-- START Source text --

Abstract
This HOWTO gives a brief overview on how to optimze software for apeNEXT.
Table of Contents
In this document it is assumed, that the sourcecode was compiled in the following way (see HOWTO-next-compile for details)
nlcc -S -os -gp sourcefile.c
mpp -os3 sourcefile.sasm
sofan sourcefile.masm sourcefile-sofan.masm
shaker +a -z sourcefile-sofan.masmPlease keep in mind that especially optimization depends on the compile chain, so if you observe other numbers than in the following example this may be due to an updated compile chain.
There exist two tools to statically analyse the optimization of an apeNEXT program. The nperf script can give you a rough overview of how many instructions the different functions use and how well the floating point unit is used. The exact execution order of the instructions is written in the microcode, which can be looked at with the dispminit script.
nperf -asm=sourcefile.sasm -c -l -a sourcefile-sofan.mem > sourcefile-sofan.perfThe -asm option tells nperf were to find the sourcecode which is included in the sasm file if it was compiled with nlcc -gp. The option -l tells the script to write also the labels, -a lets it also print hidden labels and -c enables instruction counting. A typical output then looks like
0000f1 | =============== sourcefile.c ==============
| complex myFuction(complex * in1, complex * in2) { --> myFuction (L)
| complex sp=0.;
55 5 % C: 0 F: 0 M: 0 X: 0 L: 0 I: 3 IQO: 0/0 0/0 0/0
000128 | for (i=0; i<VOLUME; i++) { --> LBL_5 (S)
| sp+=conj(in1[i])*conj(in2[i]);
| }
56 9 % C: 1 F: 0 M: 0 X: 0 L: 0 I: 4 IQO: 0/0 2/2 0/0
dispminit sourcefile-sofan.mem > sourcefile-sofan.ncd
The file sourcefile-sofan.ncd contains the microcode in a human readable form. Here one can see how the different units of the processor work in parallel. Each line represents one instruction (VLIW, very long instruction word; see Wikipedia arcticle for details), each column represents one of these units or an address/register number, on which these units will operate.
The first line in the file gives these columns a name:
ADDR DISP C5 MCC STKC FLW IOC AGU ASEL BS5 P5 BS4 C4 P4 MPC BS3 C3 P3 P2 P1 P0 zADDR
MCC | unit responsible for initiating memory access |
IOC | unit responsible for storing data that arrived from memory in the registers |
MPC | unit for floating point and integer arithmetics |
P0 to P2 | pointer to input registers of MPC |
P3 | pointer to ouput register of MPC |
This part of the HOWTO is not finished and will be extended.

-- END Source text --
-- START Data segment --

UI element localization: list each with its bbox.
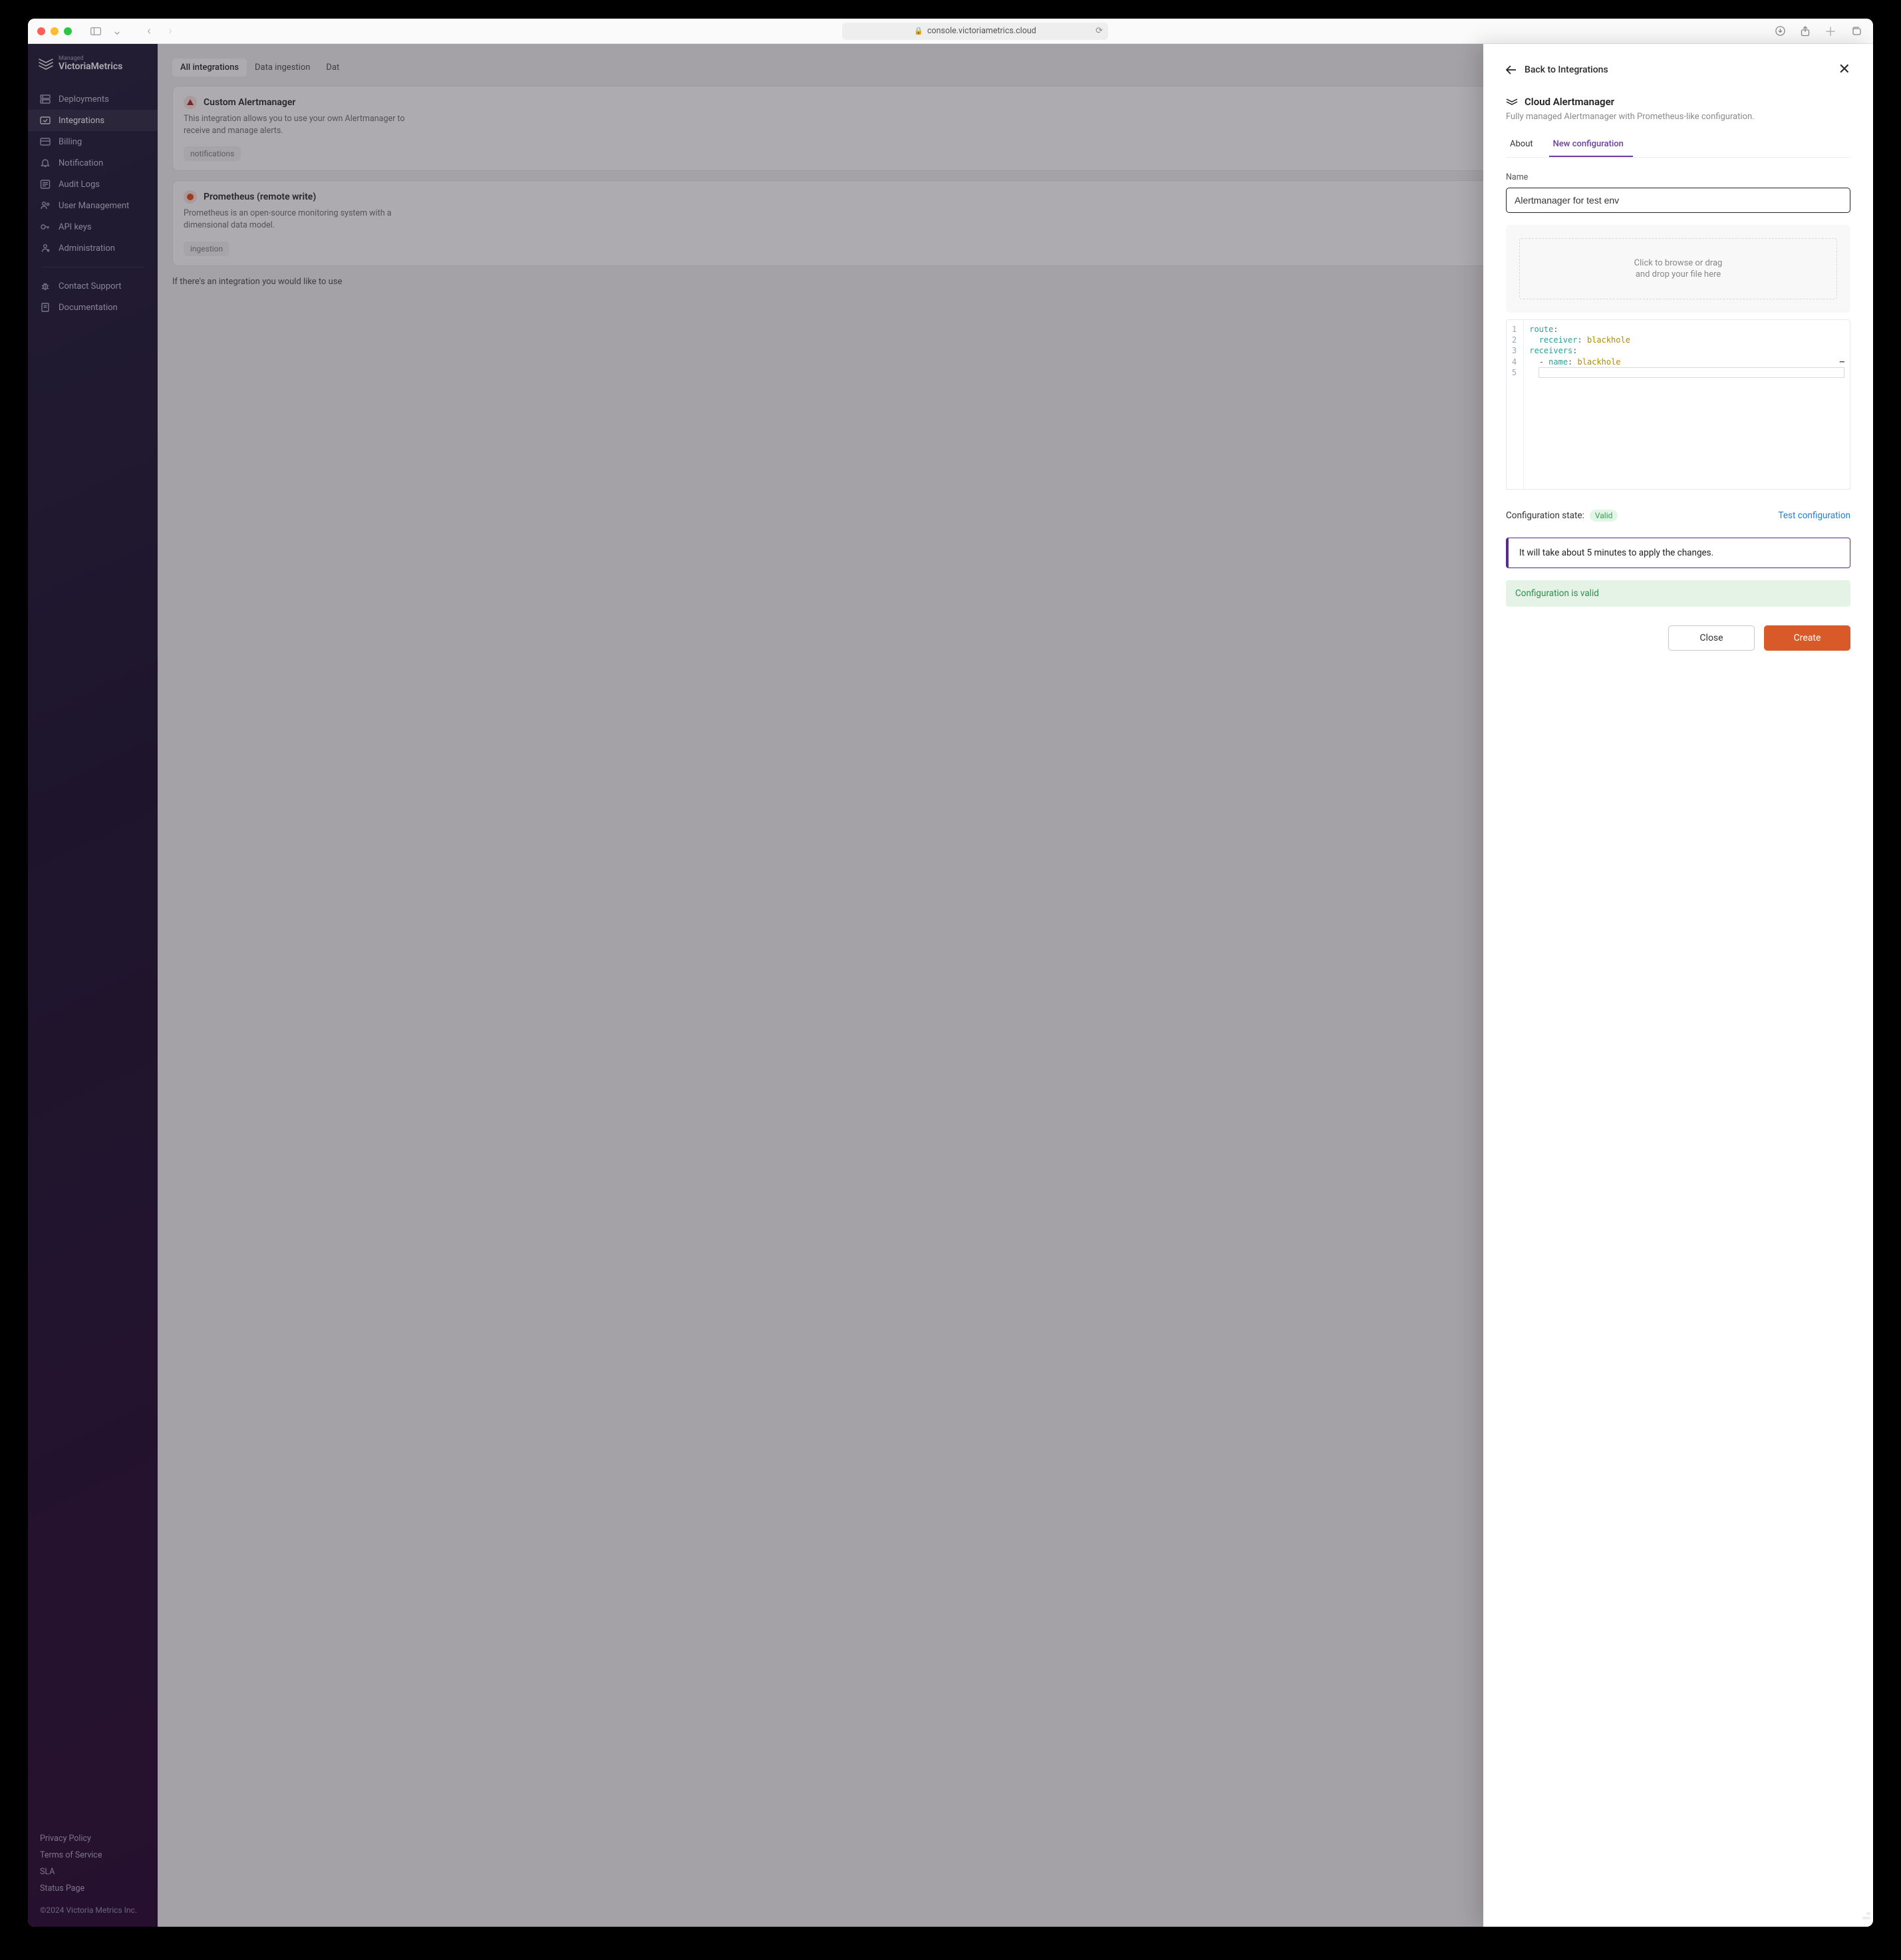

-- END Data segment --

### [Prompt]
Pick up the apeNEXT optimization HOWTO after its final sentence and keep writing it.

### [Right answer]
Dynamic analysis of the code means to run it on apeNEXT and query the runtime counters. In contrast to the static analysis you also gather information on how long the processor was stalling, i.e. waiting for some thing to happen, for example data arriving from memory. This can help to identify memory/network bottlenecks and gives the most significant measure of how well the code is optimized.
See HOWTO-runcounters for details.
This part of the HOWTO will explain some optimization techniques using the example of a simple scalar product written in C.
Whether the techniques described here are reasonable highly depends on the function that has to be optimized. Also keep in mind that one technique may vitiate the speedup of another one.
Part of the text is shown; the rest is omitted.